SHORT TASK — Please repeat all of the listing exactly.

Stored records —
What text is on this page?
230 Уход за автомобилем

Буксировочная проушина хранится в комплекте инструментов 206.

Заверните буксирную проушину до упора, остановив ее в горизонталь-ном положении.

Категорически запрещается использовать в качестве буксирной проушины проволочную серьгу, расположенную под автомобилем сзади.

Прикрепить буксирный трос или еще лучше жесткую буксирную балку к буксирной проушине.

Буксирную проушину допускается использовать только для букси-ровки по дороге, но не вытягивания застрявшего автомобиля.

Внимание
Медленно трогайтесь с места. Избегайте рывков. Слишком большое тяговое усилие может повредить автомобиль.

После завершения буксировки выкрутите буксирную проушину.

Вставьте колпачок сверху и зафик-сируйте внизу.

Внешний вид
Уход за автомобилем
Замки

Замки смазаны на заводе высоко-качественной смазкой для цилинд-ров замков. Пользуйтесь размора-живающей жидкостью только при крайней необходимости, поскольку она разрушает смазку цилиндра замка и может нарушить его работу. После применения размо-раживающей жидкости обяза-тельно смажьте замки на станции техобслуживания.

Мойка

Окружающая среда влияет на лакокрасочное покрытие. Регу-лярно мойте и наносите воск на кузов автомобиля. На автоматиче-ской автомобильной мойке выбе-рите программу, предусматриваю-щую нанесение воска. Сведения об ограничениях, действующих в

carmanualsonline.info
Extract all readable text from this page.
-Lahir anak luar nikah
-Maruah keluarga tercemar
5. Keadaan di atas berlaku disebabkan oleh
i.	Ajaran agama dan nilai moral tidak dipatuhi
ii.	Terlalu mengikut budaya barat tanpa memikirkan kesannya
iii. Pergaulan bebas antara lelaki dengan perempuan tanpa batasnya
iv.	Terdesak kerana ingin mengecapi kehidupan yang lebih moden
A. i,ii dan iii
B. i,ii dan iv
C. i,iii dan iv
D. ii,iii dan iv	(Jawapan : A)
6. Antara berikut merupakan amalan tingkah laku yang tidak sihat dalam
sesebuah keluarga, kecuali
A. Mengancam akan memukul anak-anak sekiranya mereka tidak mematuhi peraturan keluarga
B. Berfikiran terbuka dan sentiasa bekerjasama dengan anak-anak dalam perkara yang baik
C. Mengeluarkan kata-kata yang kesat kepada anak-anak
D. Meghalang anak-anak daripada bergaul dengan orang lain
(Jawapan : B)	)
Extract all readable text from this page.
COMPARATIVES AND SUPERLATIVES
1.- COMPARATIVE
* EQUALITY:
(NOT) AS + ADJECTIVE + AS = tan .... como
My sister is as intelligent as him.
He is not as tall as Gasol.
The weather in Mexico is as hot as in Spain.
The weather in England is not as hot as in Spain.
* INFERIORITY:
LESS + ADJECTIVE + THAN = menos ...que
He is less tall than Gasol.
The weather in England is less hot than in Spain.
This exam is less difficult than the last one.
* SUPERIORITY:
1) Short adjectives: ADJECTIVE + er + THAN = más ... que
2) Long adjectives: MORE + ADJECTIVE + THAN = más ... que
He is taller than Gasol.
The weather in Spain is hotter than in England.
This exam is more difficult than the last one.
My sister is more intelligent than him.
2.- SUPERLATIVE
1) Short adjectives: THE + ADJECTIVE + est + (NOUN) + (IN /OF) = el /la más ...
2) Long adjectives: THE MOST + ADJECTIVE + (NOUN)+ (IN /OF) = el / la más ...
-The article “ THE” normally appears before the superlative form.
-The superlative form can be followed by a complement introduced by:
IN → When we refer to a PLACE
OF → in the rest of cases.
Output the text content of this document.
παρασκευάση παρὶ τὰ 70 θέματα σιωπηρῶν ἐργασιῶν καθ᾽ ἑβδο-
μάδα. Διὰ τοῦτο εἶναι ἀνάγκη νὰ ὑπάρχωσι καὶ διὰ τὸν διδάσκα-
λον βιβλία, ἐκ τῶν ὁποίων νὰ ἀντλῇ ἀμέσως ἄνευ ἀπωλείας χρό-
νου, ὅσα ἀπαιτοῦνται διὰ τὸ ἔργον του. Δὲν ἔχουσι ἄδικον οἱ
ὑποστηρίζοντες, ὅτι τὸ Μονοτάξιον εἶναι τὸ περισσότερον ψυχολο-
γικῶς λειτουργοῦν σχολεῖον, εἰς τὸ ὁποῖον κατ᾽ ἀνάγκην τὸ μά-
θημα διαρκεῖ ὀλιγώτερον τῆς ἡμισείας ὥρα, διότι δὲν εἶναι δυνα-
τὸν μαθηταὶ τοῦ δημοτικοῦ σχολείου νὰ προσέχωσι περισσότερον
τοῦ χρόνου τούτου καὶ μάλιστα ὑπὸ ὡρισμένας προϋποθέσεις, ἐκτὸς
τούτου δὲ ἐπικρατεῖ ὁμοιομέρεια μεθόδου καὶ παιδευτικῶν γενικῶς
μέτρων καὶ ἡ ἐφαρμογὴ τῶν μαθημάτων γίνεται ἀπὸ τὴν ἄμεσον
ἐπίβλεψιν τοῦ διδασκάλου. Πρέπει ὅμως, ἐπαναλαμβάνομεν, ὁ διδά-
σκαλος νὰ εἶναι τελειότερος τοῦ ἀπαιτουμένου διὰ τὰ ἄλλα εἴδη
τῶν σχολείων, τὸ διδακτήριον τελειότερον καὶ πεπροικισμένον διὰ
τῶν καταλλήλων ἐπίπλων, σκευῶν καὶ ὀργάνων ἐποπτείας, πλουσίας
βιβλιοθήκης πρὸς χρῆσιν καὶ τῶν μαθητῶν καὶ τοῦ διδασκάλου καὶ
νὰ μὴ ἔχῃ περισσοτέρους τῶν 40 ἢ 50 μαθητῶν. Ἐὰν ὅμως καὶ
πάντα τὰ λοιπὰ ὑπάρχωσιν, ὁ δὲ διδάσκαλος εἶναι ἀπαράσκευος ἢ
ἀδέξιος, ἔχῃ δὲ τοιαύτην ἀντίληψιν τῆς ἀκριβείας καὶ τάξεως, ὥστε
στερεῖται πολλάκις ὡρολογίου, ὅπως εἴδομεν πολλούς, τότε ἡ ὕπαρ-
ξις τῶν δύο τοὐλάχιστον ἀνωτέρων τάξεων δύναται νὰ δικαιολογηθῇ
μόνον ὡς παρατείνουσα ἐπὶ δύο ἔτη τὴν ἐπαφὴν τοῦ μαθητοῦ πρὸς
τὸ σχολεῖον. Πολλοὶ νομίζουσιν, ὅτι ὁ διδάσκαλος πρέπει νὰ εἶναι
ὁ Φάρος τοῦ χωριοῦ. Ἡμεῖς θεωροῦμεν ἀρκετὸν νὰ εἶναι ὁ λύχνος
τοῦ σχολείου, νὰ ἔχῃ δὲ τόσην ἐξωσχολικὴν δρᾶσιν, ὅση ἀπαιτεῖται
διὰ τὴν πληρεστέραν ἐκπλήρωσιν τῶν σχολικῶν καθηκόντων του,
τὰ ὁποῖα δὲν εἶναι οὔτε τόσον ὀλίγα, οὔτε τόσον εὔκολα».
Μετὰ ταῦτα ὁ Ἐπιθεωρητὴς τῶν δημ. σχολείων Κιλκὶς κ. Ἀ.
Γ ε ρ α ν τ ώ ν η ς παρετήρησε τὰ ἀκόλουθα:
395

SOLUTION TO THIS PROBLEM —
What text is on this page?
230 Уход за автомобилем

Буксировочная проушина хранится в комплекте инструментов 206.

Заверните буксирную проушину до упора, остановив ее в горизонталь-ном положении.

Категорически запрещается использовать в качестве буксирной проушины проволочную серьгу, расположенную под автомобилем сзади.

Прикрепить буксирный трос или еще лучше жесткую буксирную балку к буксирной проушине.

Буксирную проушину допускается использовать только для букси-ровки по дороге, но не вытягивания застрявшего автомобиля.

Внимание
Медленно трогайтесь с места. Избегайте рывков. Слишком большое тяговое усилие может повредить автомобиль.

После завершения буксировки выкрутите буксирную проушину.

Вставьте колпачок сверху и зафик-сируйте внизу.

Внешний вид
Уход за автомобилем
Замки

Замки смазаны на заводе высоко-качественной смазкой для цилинд-ров замков. Пользуйтесь размора-живающей жидкостью только при крайней необходимости, поскольку она разрушает смазку цилиндра замка и может нарушить его работу. После применения размо-раживающей жидкости обяза-тельно смажьте замки на станции техобслуживания.

Мойка

Окружающая среда влияет на лакокрасочное покрытие. Регу-лярно мойте и наносите воск на кузов автомобиля. На автоматиче-ской автомобильной мойке выбе-рите программу, предусматриваю-щую нанесение воска. Сведения об ограничениях, действующих в

carmanualsonline.info
Extract all readable text from this page.
-Lahir anak luar nikah
-Maruah keluarga tercemar
5. Keadaan di atas berlaku disebabkan oleh
i.	Ajaran agama dan nilai moral tidak dipatuhi
ii.	Terlalu mengikut budaya barat tanpa memikirkan kesannya
iii. Pergaulan bebas antara lelaki dengan perempuan tanpa batasnya
iv.	Terdesak kerana ingin mengecapi kehidupan yang lebih moden
A. i,ii dan iii
B. i,ii dan iv
C. i,iii dan iv
D. ii,iii dan iv	(Jawapan : A)
6. Antara berikut merupakan amalan tingkah laku yang tidak sihat dalam
sesebuah keluarga, kecuali
A. Mengancam akan memukul anak-anak sekiranya mereka tidak mematuhi peraturan keluarga
B. Berfikiran terbuka dan sentiasa bekerjasama dengan anak-anak dalam perkara yang baik
C. Mengeluarkan kata-kata yang kesat kepada anak-anak
D. Meghalang anak-anak daripada bergaul dengan orang lain
(Jawapan : B)	)
Extract all readable text from this page.
COMPARATIVES AND SUPERLATIVES
1.- COMPARATIVE
* EQUALITY:
(NOT) AS + ADJECTIVE + AS = tan .... como
My sister is as intelligent as him.
He is not as tall as Gasol.
The weather in Mexico is as hot as in Spain.
The weather in England is not as hot as in Spain.
* INFERIORITY:
LESS + ADJECTIVE + THAN = menos ...que
He is less tall than Gasol.
The weather in England is less hot than in Spain.
This exam is less difficult than the last one.
* SUPERIORITY:
1) Short adjectives: ADJECTIVE + er + THAN = más ... que
2) Long adjectives: MORE + ADJECTIVE + THAN = más ... que
He is taller than Gasol.
The weather in Spain is hotter than in England.
This exam is more difficult than the last one.
My sister is more intelligent than him.
2.- SUPERLATIVE
1) Short adjectives: THE + ADJECTIVE + est + (NOUN) + (IN /OF) = el /la más ...
2) Long adjectives: THE MOST + ADJECTIVE + (NOUN)+ (IN /OF) = el / la más ...
-The article “ THE” normally appears before the superlative form.
-The superlative form can be followed by a complement introduced by:
IN → When we refer to a PLACE
OF → in the rest of cases.
Output the text content of this document.
παρασκευάση παρὶ τὰ 70 θέματα σιωπηρῶν ἐργασιῶν καθ᾽ ἑβδο-
μάδα. Διὰ τοῦτο εἶναι ἀνάγκη νὰ ὑπάρχωσι καὶ διὰ τὸν διδάσκα-
λον βιβλία, ἐκ τῶν ὁποίων νὰ ἀντλῇ ἀμέσως ἄνευ ἀπωλείας χρό-
νου, ὅσα ἀπαιτοῦνται διὰ τὸ ἔργον του. Δὲν ἔχουσι ἄδικον οἱ
ὑποστηρίζοντες, ὅτι τὸ Μονοτάξιον εἶναι τὸ περισσότερον ψυχολο-
γικῶς λειτουργοῦν σχολεῖον, εἰς τὸ ὁποῖον κατ᾽ ἀνάγκην τὸ μά-
θημα διαρκεῖ ὀλιγώτερον τῆς ἡμισείας ὥρα, διότι δὲν εἶναι δυνα-
τὸν μαθηταὶ τοῦ δημοτικοῦ σχολείου νὰ προσέχωσι περισσότερον
τοῦ χρόνου τούτου καὶ μάλιστα ὑπὸ ὡρισμένας προϋποθέσεις, ἐκτὸς
τούτου δὲ ἐπικρατεῖ ὁμοιομέρεια μεθόδου καὶ παιδευτικῶν γενικῶς
μέτρων καὶ ἡ ἐφαρμογὴ τῶν μαθημάτων γίνεται ἀπὸ τὴν ἄμεσον
ἐπίβλεψιν τοῦ διδασκάλου. Πρέπει ὅμως, ἐπαναλαμβάνομεν, ὁ διδά-
σκαλος νὰ εἶναι τελειότερος τοῦ ἀπαιτουμένου διὰ τὰ ἄλλα εἴδη
τῶν σχολείων, τὸ διδακτήριον τελειότερον καὶ πεπροικισμένον διὰ
τῶν καταλλήλων ἐπίπλων, σκευῶν καὶ ὀργάνων ἐποπτείας, πλουσίας
βιβλιοθήκης πρὸς χρῆσιν καὶ τῶν μαθητῶν καὶ τοῦ διδασκάλου καὶ
νὰ μὴ ἔχῃ περισσοτέρους τῶν 40 ἢ 50 μαθητῶν. Ἐὰν ὅμως καὶ
πάντα τὰ λοιπὰ ὑπάρχωσιν, ὁ δὲ διδάσκαλος εἶναι ἀπαράσκευος ἢ
ἀδέξιος, ἔχῃ δὲ τοιαύτην ἀντίληψιν τῆς ἀκριβείας καὶ τάξεως, ὥστε
στερεῖται πολλάκις ὡρολογίου, ὅπως εἴδομεν πολλούς, τότε ἡ ὕπαρ-
ξις τῶν δύο τοὐλάχιστον ἀνωτέρων τάξεων δύναται νὰ δικαιολογηθῇ
μόνον ὡς παρατείνουσα ἐπὶ δύο ἔτη τὴν ἐπαφὴν τοῦ μαθητοῦ πρὸς
τὸ σχολεῖον. Πολλοὶ νομίζουσιν, ὅτι ὁ διδάσκαλος πρέπει νὰ εἶναι
ὁ Φάρος τοῦ χωριοῦ. Ἡμεῖς θεωροῦμεν ἀρκετὸν νὰ εἶναι ὁ λύχνος
τοῦ σχολείου, νὰ ἔχῃ δὲ τόσην ἐξωσχολικὴν δρᾶσιν, ὅση ἀπαιτεῖται
διὰ τὴν πληρεστέραν ἐκπλήρωσιν τῶν σχολικῶν καθηκόντων του,
τὰ ὁποῖα δὲν εἶναι οὔτε τόσον ὀλίγα, οὔτε τόσον εὔκολα».
Μετὰ ταῦτα ὁ Ἐπιθεωρητὴς τῶν δημ. σχολείων Κιλκὶς κ. Ἀ.
Γ ε ρ α ν τ ώ ν η ς παρετήρησε τὰ ἀκόλουθα:
395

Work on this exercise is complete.